[START Data entries]
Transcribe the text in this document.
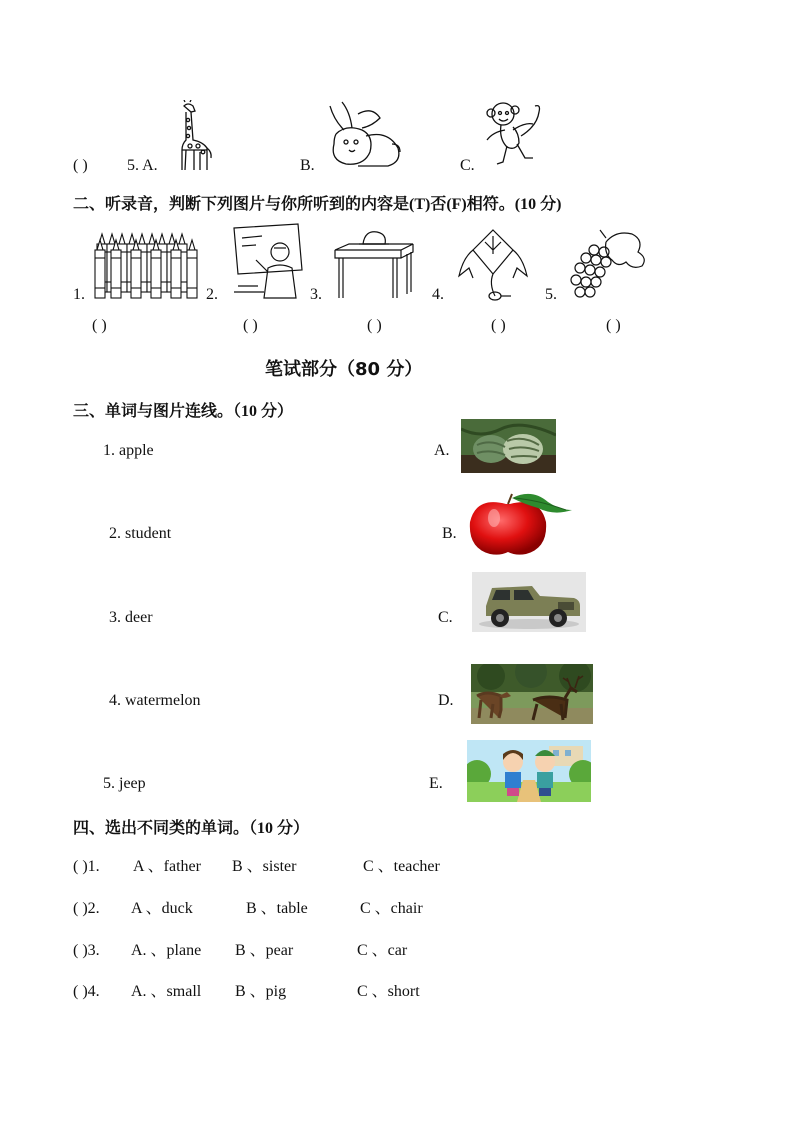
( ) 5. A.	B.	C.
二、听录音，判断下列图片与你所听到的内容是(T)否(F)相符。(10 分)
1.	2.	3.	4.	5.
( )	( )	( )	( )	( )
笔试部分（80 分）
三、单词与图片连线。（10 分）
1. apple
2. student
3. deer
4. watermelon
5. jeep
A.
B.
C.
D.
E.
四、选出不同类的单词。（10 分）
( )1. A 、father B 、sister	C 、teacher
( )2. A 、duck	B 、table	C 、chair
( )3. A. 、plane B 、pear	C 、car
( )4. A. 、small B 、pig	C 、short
[END Data entries]
Task to carry out: Set every line down exactly as written, leaving each picture out.

Exercise answer:
Transcribe the text in this document.
( ) 5. A.	B.	C.
二、听录音，判断下列图片与你所听到的内容是(T)否(F)相符。(10 分)
1.	2.	3.	4.	5.
( )	( )	( )	( )	( )
笔试部分（80 分）
三、单词与图片连线。（10 分）
1. apple
2. student
3. deer
4. watermelon
5. jeep
A.
B.
C.
D.
E.
四、选出不同类的单词。（10 分）
( )1. A 、father B 、sister	C 、teacher
( )2. A 、duck	B 、table	C 、chair
( )3. A. 、plane B 、pear	C 、car
( )4. A. 、small B 、pig	C 、short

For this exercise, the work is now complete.